**TASK GOAL:** Replace "language-separator" with "language-divider" in the stretch of the listing from the line containing "- preview-tab-bar: HTML" through the line containing "- name-badge-2: JAVIER", leaving everything else unchanged. Return only those lines.

**EXERCISE INPUTS:**
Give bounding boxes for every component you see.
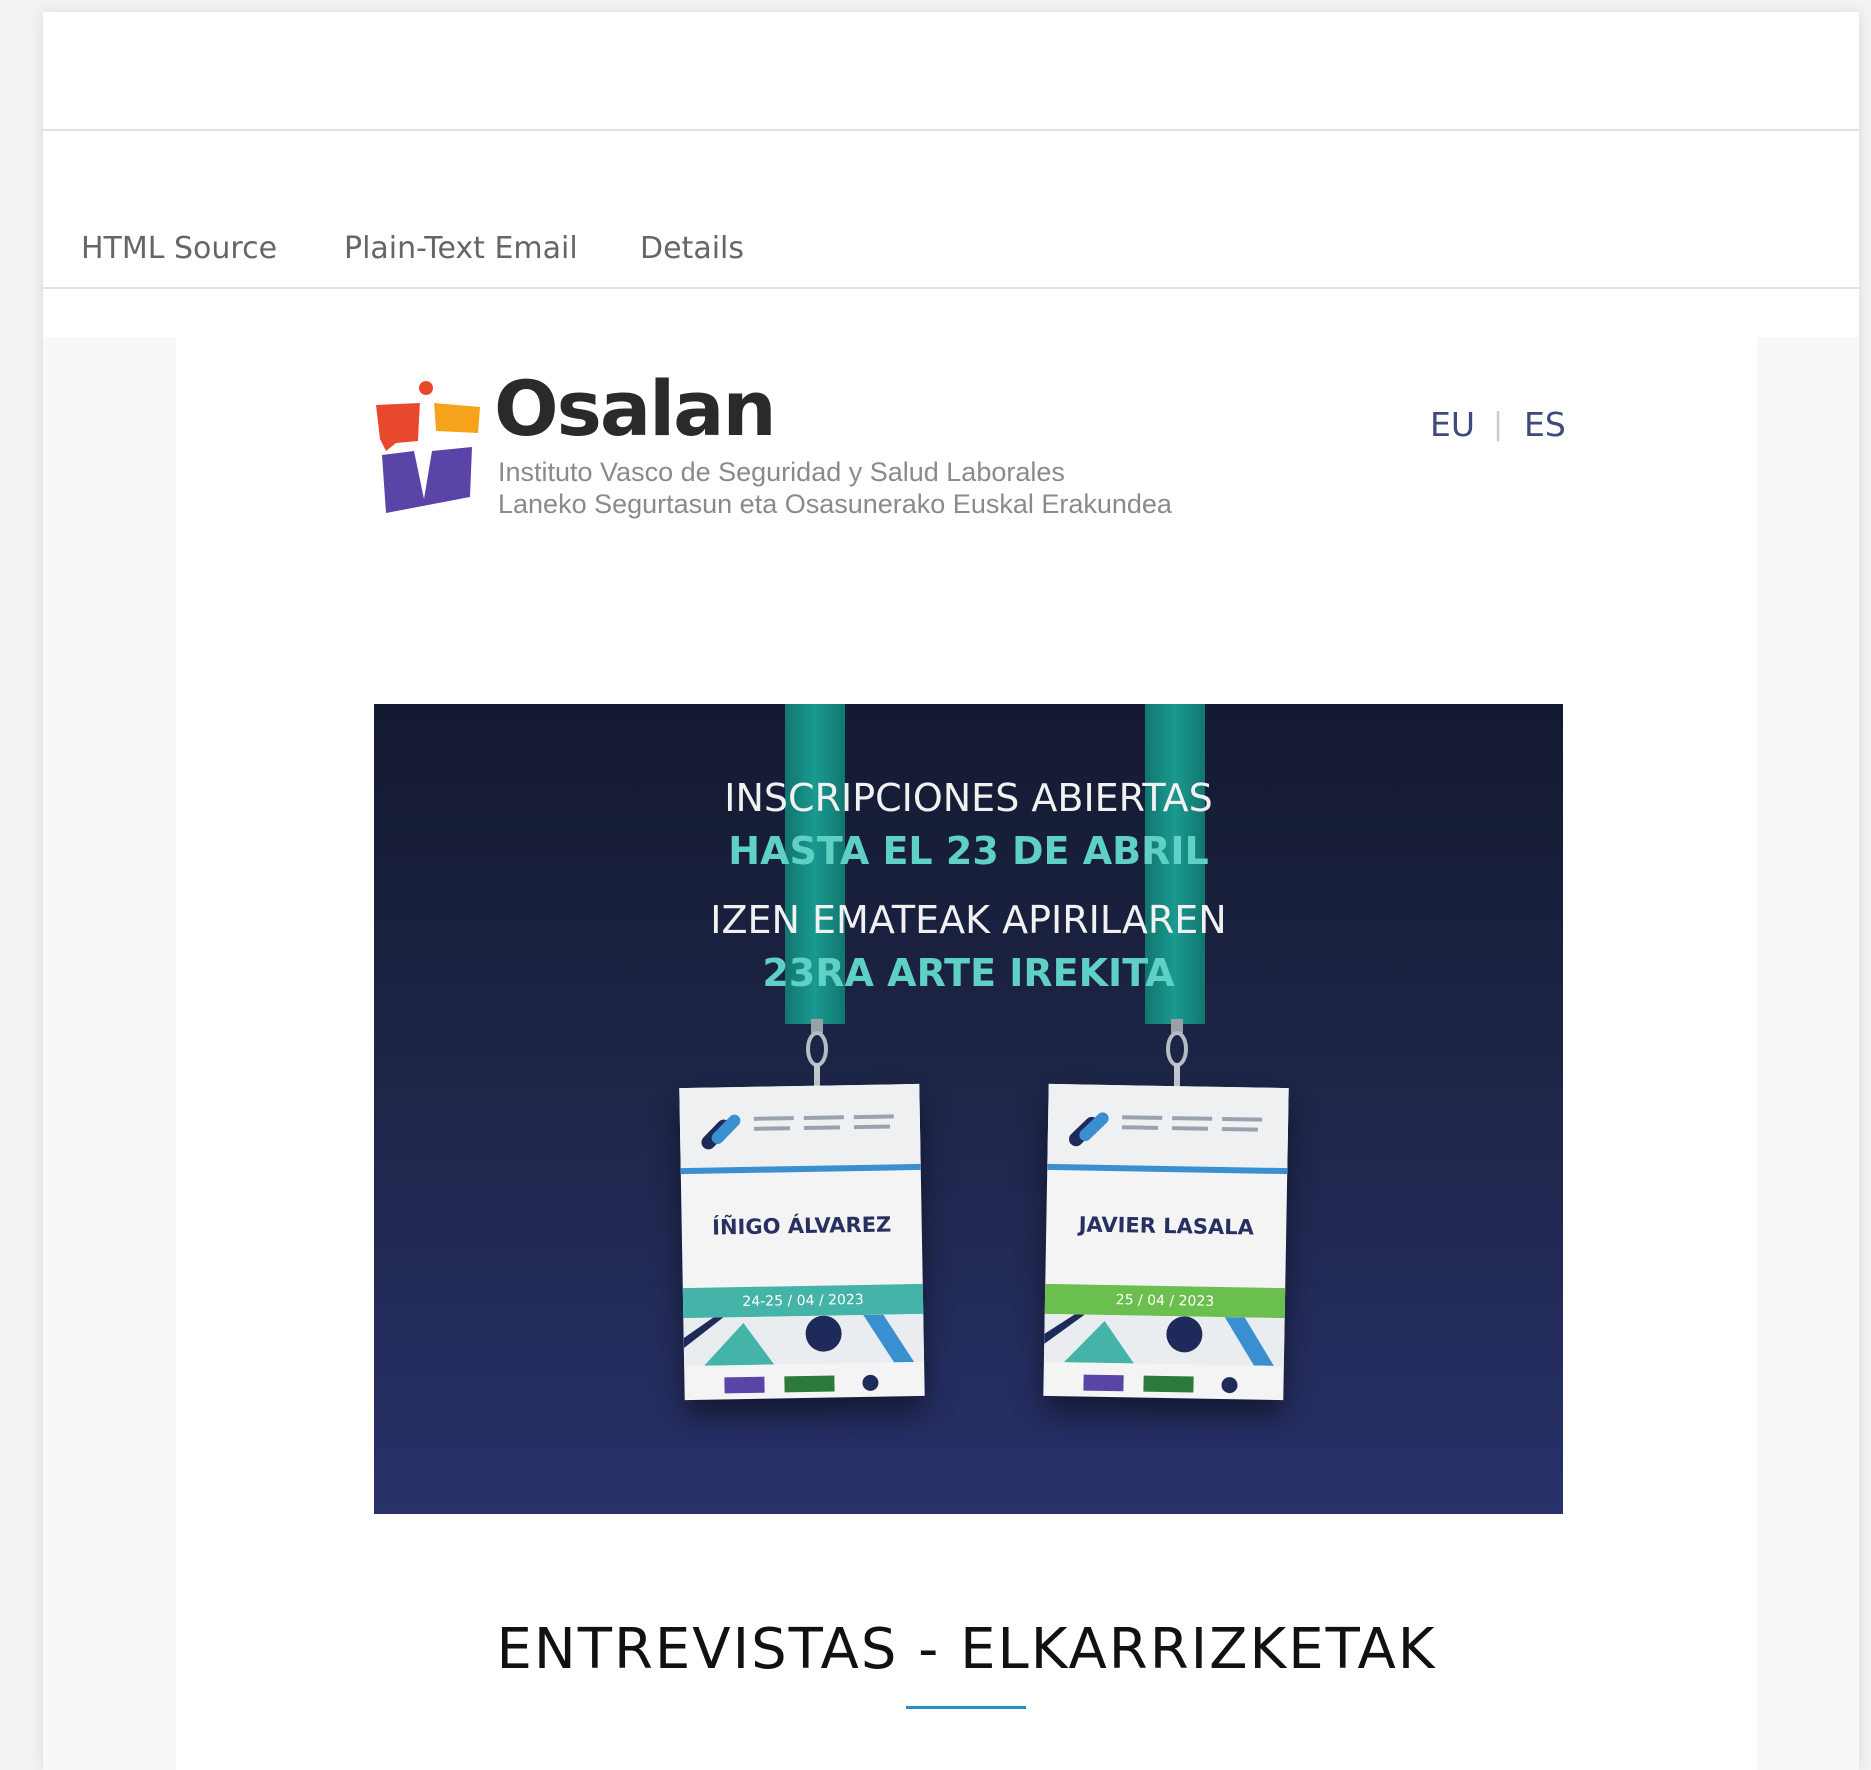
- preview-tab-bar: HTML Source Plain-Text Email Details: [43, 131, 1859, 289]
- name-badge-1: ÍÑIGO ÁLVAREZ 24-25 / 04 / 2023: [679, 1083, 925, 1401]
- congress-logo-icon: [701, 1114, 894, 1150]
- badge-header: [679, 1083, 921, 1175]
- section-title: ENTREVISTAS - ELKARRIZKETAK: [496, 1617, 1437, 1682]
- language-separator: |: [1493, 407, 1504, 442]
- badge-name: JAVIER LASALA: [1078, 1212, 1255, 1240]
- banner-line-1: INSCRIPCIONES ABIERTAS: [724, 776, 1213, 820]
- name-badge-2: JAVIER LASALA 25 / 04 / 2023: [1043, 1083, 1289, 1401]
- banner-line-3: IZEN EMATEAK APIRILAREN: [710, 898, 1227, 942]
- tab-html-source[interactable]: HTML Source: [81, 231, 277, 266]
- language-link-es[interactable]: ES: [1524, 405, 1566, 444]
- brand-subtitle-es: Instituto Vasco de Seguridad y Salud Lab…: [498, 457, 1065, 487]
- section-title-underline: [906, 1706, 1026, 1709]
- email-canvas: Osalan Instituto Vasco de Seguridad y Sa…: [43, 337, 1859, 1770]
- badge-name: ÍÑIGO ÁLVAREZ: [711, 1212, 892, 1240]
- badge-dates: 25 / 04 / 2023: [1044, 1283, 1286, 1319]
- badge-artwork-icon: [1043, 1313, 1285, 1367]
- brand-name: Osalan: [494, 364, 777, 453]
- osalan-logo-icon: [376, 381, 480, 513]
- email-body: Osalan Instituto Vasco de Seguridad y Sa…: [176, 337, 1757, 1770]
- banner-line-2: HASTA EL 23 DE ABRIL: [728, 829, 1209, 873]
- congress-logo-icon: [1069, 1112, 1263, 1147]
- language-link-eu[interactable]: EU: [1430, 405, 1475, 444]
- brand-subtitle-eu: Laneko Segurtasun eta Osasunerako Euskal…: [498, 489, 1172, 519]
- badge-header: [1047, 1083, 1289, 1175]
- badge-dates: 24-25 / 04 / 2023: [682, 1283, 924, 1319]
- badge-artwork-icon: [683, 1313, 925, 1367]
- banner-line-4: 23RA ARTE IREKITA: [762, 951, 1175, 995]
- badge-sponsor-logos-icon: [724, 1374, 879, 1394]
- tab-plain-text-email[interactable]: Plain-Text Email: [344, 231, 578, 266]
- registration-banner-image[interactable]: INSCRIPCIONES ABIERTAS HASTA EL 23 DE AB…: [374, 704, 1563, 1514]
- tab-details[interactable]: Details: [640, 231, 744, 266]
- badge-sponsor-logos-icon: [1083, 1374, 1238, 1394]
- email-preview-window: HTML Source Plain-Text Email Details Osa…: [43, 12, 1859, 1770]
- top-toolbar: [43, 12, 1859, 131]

**FINISHED TASK:**
- preview-tab-bar: HTML Source Plain-Text Email Details: [43, 131, 1859, 289]
- name-badge-1: ÍÑIGO ÁLVAREZ 24-25 / 04 / 2023: [679, 1083, 925, 1401]
- congress-logo-icon: [701, 1114, 894, 1150]
- badge-header: [679, 1083, 921, 1175]
- section-title: ENTREVISTAS - ELKARRIZKETAK: [496, 1617, 1437, 1682]
- language-divider: |: [1493, 407, 1504, 442]
- badge-name: JAVIER LASALA: [1078, 1212, 1255, 1240]
- banner-line-1: INSCRIPCIONES ABIERTAS: [724, 776, 1213, 820]
- name-badge-2: JAVIER LASALA 25 / 04 / 2023: [1043, 1083, 1289, 1401]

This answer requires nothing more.